● **PROMPT**
Every line below should be repeated exactly.

======

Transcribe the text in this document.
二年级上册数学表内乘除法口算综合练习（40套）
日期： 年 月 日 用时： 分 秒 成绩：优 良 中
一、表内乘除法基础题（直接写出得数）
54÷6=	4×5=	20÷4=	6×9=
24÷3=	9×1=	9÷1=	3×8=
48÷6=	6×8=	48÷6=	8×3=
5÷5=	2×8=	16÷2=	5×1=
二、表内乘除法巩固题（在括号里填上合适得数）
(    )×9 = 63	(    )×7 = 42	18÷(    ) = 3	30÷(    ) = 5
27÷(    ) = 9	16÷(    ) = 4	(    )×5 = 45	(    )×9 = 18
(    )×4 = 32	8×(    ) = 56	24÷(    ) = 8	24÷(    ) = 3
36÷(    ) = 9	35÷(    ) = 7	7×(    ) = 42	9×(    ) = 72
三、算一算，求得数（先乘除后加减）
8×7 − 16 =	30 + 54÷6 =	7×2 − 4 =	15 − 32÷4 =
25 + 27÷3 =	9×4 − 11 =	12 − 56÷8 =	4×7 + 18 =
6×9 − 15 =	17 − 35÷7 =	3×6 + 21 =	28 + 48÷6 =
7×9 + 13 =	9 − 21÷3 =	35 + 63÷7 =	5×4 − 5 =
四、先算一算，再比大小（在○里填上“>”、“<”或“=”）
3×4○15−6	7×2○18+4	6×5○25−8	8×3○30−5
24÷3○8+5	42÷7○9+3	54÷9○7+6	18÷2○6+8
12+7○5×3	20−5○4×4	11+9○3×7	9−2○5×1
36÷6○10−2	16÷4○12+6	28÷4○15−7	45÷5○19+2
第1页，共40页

======

● **WRITTEN REPLY**
Transcribe the text in this document.
二年级上册数学表内乘除法口算综合练习（40套）
日期： 年 月 日 用时： 分 秒 成绩：优 良 中
一、表内乘除法基础题（直接写出得数）
54÷6=	4×5=	20÷4=	6×9=
24÷3=	9×1=	9÷1=	3×8=
48÷6=	6×8=	48÷6=	8×3=
5÷5=	2×8=	16÷2=	5×1=
二、表内乘除法巩固题（在括号里填上合适得数）
(    )×9 = 63	(    )×7 = 42	18÷(    ) = 3	30÷(    ) = 5
27÷(    ) = 9	16÷(    ) = 4	(    )×5 = 45	(    )×9 = 18
(    )×4 = 32	8×(    ) = 56	24÷(    ) = 8	24÷(    ) = 3
36÷(    ) = 9	35÷(    ) = 7	7×(    ) = 42	9×(    ) = 72
三、算一算，求得数（先乘除后加减）
8×7 − 16 =	30 + 54÷6 =	7×2 − 4 =	15 − 32÷4 =
25 + 27÷3 =	9×4 − 11 =	12 − 56÷8 =	4×7 + 18 =
6×9 − 15 =	17 − 35÷7 =	3×6 + 21 =	28 + 48÷6 =
7×9 + 13 =	9 − 21÷3 =	35 + 63÷7 =	5×4 − 5 =
四、先算一算，再比大小（在○里填上“>”、“<”或“=”）
3×4○15−6	7×2○18+4	6×5○25−8	8×3○30−5
24÷3○8+5	42÷7○9+3	54÷9○7+6	18÷2○6+8
12+7○5×3	20−5○4×4	11+9○3×7	9−2○5×1
36÷6○10−2	16÷4○12+6	28÷4○15−7	45÷5○19+2
第1页，共40页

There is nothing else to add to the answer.